-------- MATERIAL SUPPLIED

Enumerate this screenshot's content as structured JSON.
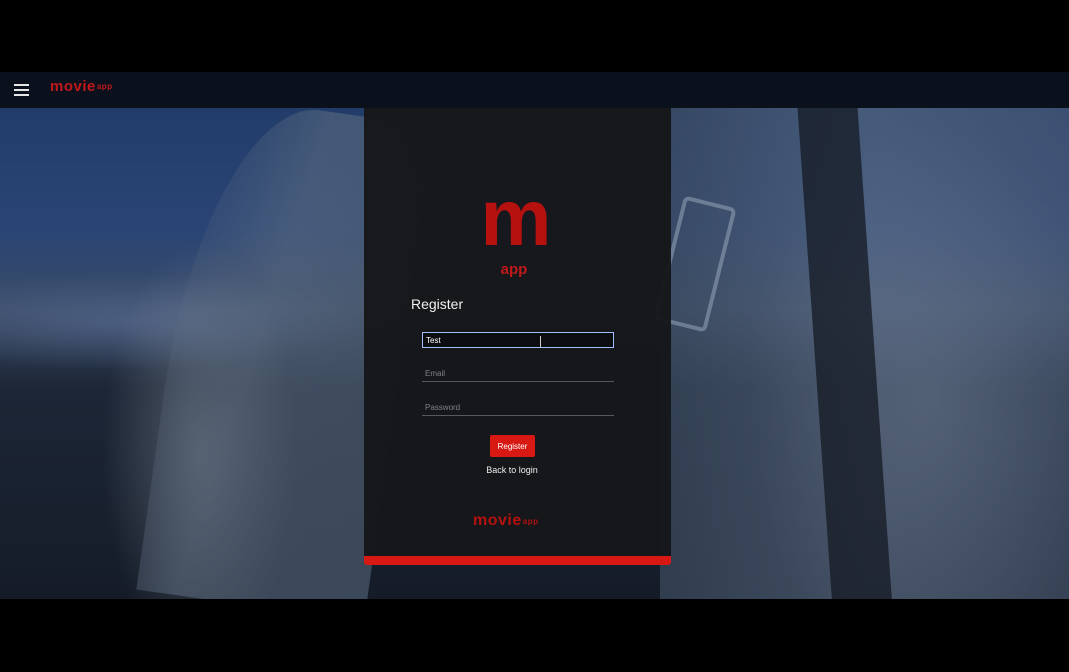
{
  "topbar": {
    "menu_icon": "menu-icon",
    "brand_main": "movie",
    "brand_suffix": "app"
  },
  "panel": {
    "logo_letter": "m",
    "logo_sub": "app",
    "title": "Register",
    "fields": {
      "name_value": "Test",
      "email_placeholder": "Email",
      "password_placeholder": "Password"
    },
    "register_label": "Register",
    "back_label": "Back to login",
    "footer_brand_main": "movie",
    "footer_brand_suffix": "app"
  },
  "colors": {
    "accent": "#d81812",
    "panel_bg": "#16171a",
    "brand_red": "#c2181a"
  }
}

----------------

- [INSTRUCTIONS FOR THE TASK]: Except for the pictures, reproduce every line exactly.

- [RESULT OF THIS TASK]:
Enumerate this screenshot's content as structured JSON.
{
  "topbar": {
    "menu_icon": "menu-icon",
    "brand_main": "movie",
    "brand_suffix": "app"
  },
  "panel": {
    "logo_letter": "m",
    "logo_sub": "app",
    "title": "Register",
    "fields": {
      "name_value": "Test",
      "email_placeholder": "Email",
      "password_placeholder": "Password"
    },
    "register_label": "Register",
    "back_label": "Back to login",
    "footer_brand_main": "movie",
    "footer_brand_suffix": "app"
  },
  "colors": {
    "accent": "#d81812",
    "panel_bg": "#16171a",
    "brand_red": "#c2181a"
  }
}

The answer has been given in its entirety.